§ **Exercise**: For every line in the data below that contains "Motiv", copy the line.
☆ ☆ ☆ ☆
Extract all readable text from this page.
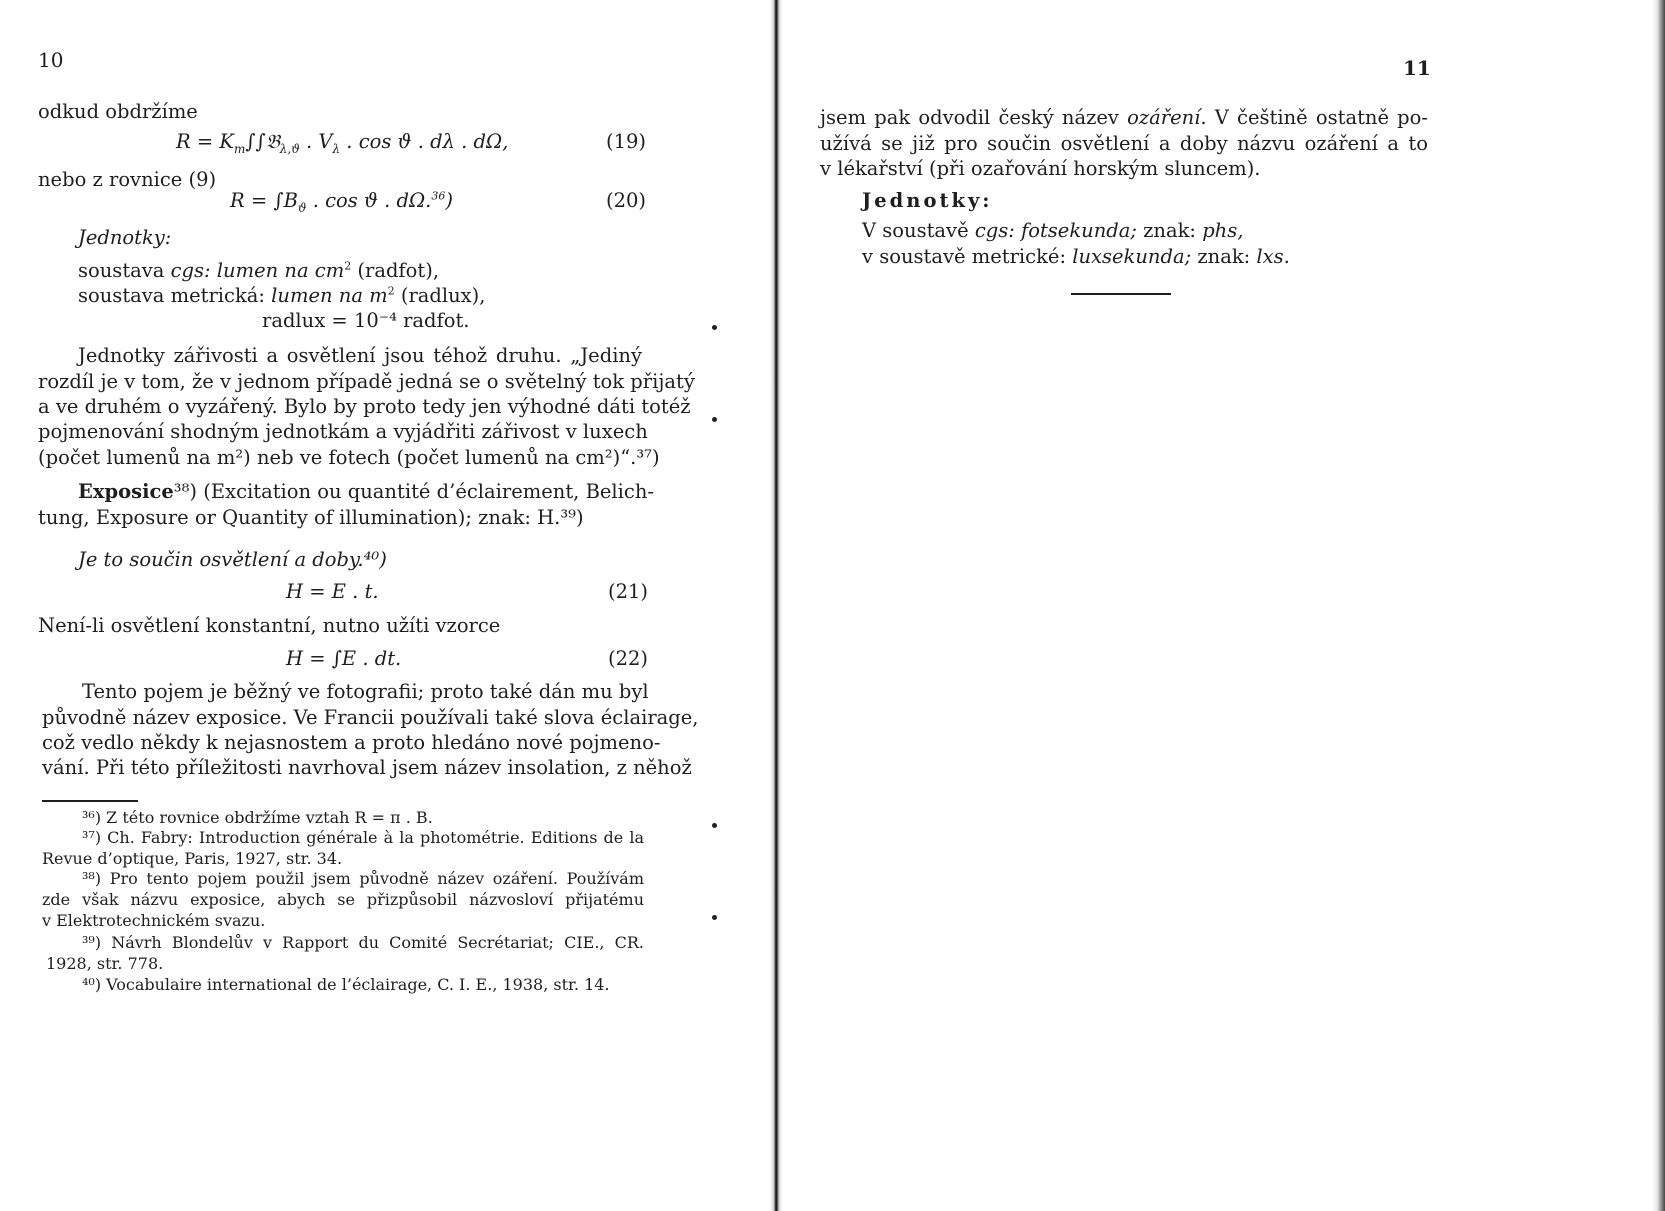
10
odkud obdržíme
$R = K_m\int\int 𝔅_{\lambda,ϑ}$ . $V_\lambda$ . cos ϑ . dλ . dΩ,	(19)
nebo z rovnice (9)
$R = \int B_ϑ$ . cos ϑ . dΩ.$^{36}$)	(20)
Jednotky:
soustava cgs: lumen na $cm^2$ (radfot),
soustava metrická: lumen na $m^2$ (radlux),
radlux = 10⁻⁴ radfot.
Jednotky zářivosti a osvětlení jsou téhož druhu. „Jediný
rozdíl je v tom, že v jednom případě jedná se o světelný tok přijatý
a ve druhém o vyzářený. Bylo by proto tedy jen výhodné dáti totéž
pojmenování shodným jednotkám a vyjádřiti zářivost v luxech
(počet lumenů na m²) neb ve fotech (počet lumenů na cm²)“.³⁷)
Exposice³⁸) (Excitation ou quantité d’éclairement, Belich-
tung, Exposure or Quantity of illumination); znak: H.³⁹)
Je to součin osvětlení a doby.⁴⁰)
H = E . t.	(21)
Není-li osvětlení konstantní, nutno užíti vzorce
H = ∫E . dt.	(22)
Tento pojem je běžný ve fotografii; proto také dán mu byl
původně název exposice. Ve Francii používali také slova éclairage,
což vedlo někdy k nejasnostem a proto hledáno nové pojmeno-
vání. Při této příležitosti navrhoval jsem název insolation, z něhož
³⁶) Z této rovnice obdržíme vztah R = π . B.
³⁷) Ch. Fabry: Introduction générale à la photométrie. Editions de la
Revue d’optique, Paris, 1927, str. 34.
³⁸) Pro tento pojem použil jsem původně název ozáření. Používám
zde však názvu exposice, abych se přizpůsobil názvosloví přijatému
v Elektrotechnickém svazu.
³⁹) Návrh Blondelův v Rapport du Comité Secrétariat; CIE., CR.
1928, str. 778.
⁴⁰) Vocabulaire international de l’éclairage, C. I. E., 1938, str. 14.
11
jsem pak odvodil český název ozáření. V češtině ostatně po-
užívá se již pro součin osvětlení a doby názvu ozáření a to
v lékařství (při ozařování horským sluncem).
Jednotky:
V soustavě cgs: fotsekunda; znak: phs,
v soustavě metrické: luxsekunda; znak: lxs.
☆ ☆ ☆ ☆
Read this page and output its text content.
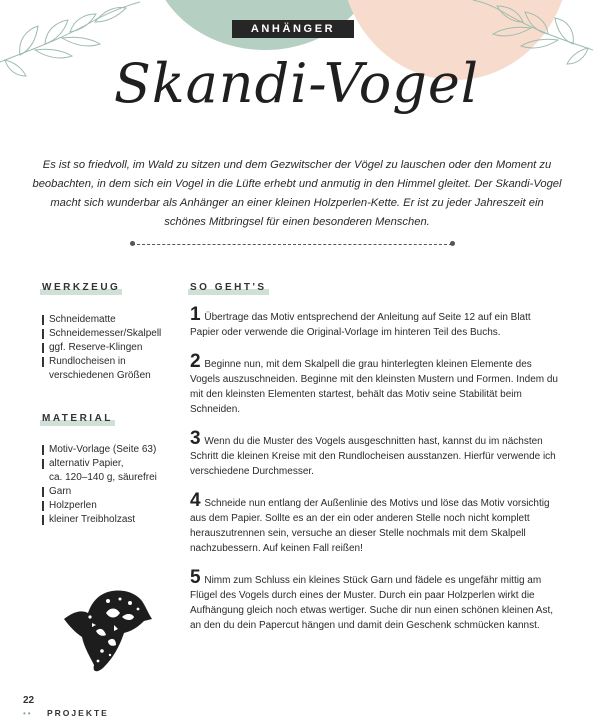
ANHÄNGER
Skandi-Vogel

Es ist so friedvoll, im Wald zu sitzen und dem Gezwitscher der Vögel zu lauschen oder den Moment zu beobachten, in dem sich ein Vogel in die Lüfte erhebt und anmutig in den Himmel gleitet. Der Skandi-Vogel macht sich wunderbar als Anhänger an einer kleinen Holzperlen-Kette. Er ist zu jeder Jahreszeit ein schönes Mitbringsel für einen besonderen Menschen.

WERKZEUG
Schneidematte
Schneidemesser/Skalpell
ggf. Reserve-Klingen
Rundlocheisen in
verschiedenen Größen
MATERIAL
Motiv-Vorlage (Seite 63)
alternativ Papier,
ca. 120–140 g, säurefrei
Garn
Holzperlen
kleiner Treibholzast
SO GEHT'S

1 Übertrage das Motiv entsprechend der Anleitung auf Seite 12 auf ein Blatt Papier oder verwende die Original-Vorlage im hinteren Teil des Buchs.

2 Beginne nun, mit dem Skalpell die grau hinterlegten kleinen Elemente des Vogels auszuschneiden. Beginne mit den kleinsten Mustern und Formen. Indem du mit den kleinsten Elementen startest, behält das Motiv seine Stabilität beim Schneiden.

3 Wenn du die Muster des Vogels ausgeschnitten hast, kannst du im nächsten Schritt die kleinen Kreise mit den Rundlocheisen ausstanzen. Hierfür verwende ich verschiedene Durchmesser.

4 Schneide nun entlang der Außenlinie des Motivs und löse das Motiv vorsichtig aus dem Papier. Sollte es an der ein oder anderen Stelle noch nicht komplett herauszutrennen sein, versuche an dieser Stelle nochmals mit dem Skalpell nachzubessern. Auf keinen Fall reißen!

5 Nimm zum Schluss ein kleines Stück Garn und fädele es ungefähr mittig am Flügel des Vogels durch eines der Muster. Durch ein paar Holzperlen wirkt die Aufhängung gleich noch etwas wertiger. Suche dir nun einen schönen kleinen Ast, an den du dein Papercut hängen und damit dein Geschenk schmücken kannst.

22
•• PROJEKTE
☆ ☆ ☆ ☆
§ **Problem solution**:
Motiv-Vorlage (Seite 63)
1 Übertrage das Motiv entsprechend der Anleitung auf Seite 12 auf ein Blatt Papier oder verwende die Original-Vorlage im hinteren Teil des Buchs.
2 Beginne nun, mit dem Skalpell die grau hinterlegten kleinen Elemente des Vogels auszuschneiden. Beginne mit den kleinsten Mustern und Formen. Indem du mit den kleinsten Elementen startest, behält das Motiv seine Stabilität beim Schneiden.
4 Schneide nun entlang der Außenlinie des Motivs und löse das Motiv vorsichtig aus dem Papier. Sollte es an der ein oder anderen Stelle noch nicht komplett herauszutrennen sein, versuche an dieser Stelle nochmals mit dem Skalpell nachzubessern. Auf keinen Fall reißen!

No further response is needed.